>> BEGIN
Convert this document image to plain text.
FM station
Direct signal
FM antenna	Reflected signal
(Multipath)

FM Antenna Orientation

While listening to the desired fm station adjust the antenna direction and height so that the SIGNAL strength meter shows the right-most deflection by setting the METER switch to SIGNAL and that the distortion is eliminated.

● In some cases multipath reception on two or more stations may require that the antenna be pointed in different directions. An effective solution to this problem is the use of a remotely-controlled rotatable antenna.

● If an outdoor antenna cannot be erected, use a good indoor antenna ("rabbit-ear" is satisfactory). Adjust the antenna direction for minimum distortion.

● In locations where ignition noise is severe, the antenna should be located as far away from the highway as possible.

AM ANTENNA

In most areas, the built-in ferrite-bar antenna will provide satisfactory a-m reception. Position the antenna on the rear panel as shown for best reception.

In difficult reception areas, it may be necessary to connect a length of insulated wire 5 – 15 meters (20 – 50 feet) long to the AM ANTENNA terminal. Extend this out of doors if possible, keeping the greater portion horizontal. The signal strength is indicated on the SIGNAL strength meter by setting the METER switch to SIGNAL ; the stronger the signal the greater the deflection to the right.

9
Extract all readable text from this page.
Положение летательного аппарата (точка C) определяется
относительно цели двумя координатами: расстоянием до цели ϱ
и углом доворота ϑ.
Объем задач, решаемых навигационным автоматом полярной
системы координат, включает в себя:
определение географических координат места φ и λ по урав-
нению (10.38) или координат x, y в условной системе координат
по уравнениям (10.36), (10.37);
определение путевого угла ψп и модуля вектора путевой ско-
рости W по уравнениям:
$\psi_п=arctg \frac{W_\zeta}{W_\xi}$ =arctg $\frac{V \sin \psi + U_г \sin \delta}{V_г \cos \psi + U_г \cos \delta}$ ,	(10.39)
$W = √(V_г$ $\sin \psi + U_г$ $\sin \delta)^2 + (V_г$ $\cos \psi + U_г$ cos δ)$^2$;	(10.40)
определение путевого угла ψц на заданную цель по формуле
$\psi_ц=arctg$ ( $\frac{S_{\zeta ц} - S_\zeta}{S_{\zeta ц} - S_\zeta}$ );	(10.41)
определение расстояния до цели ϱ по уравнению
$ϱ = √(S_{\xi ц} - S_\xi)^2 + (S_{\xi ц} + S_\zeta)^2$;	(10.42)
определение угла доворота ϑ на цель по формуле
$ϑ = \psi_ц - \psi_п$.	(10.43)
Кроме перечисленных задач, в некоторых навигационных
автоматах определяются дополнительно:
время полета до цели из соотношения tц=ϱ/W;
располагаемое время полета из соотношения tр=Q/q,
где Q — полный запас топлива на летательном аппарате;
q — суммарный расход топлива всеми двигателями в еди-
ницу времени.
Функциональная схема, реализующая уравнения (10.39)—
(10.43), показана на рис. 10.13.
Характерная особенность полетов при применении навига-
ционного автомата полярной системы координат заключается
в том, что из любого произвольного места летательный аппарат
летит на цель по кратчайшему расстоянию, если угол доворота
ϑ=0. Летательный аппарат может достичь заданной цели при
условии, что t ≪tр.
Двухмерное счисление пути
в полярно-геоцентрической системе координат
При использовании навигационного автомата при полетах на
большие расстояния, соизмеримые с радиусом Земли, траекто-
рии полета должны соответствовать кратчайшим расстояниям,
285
>> END
» What needs to be done: Your task is to output all of the data above word for word.

» Final answer:
Convert this document image to plain text.
FM station
Direct signal
FM antenna	Reflected signal
(Multipath)

FM Antenna Orientation

While listening to the desired fm station adjust the antenna direction and height so that the SIGNAL strength meter shows the right-most deflection by setting the METER switch to SIGNAL and that the distortion is eliminated.

● In some cases multipath reception on two or more stations may require that the antenna be pointed in different directions. An effective solution to this problem is the use of a remotely-controlled rotatable antenna.

● If an outdoor antenna cannot be erected, use a good indoor antenna ("rabbit-ear" is satisfactory). Adjust the antenna direction for minimum distortion.

● In locations where ignition noise is severe, the antenna should be located as far away from the highway as possible.

AM ANTENNA

In most areas, the built-in ferrite-bar antenna will provide satisfactory a-m reception. Position the antenna on the rear panel as shown for best reception.

In difficult reception areas, it may be necessary to connect a length of insulated wire 5 – 15 meters (20 – 50 feet) long to the AM ANTENNA terminal. Extend this out of doors if possible, keeping the greater portion horizontal. The signal strength is indicated on the SIGNAL strength meter by setting the METER switch to SIGNAL ; the stronger the signal the greater the deflection to the right.

9
Extract all readable text from this page.
Положение летательного аппарата (точка C) определяется
относительно цели двумя координатами: расстоянием до цели ϱ
и углом доворота ϑ.
Объем задач, решаемых навигационным автоматом полярной
системы координат, включает в себя:
определение географических координат места φ и λ по урав-
нению (10.38) или координат x, y в условной системе координат
по уравнениям (10.36), (10.37);
определение путевого угла ψп и модуля вектора путевой ско-
рости W по уравнениям:
$\psi_п=arctg \frac{W_\zeta}{W_\xi}$ =arctg $\frac{V \sin \psi + U_г \sin \delta}{V_г \cos \psi + U_г \cos \delta}$ ,	(10.39)
$W = √(V_г$ $\sin \psi + U_г$ $\sin \delta)^2 + (V_г$ $\cos \psi + U_г$ cos δ)$^2$;	(10.40)
определение путевого угла ψц на заданную цель по формуле
$\psi_ц=arctg$ ( $\frac{S_{\zeta ц} - S_\zeta}{S_{\zeta ц} - S_\zeta}$ );	(10.41)
определение расстояния до цели ϱ по уравнению
$ϱ = √(S_{\xi ц} - S_\xi)^2 + (S_{\xi ц} + S_\zeta)^2$;	(10.42)
определение угла доворота ϑ на цель по формуле
$ϑ = \psi_ц - \psi_п$.	(10.43)
Кроме перечисленных задач, в некоторых навигационных
автоматах определяются дополнительно:
время полета до цели из соотношения tц=ϱ/W;
располагаемое время полета из соотношения tр=Q/q,
где Q — полный запас топлива на летательном аппарате;
q — суммарный расход топлива всеми двигателями в еди-
ницу времени.
Функциональная схема, реализующая уравнения (10.39)—
(10.43), показана на рис. 10.13.
Характерная особенность полетов при применении навига-
ционного автомата полярной системы координат заключается
в том, что из любого произвольного места летательный аппарат
летит на цель по кратчайшему расстоянию, если угол доворота
ϑ=0. Летательный аппарат может достичь заданной цели при
условии, что t ≪tр.
Двухмерное счисление пути
в полярно-геоцентрической системе координат
При использовании навигационного автомата при полетах на
большие расстояния, соизмеримые с радиусом Земли, траекто-
рии полета должны соответствовать кратчайшим расстояниям,
285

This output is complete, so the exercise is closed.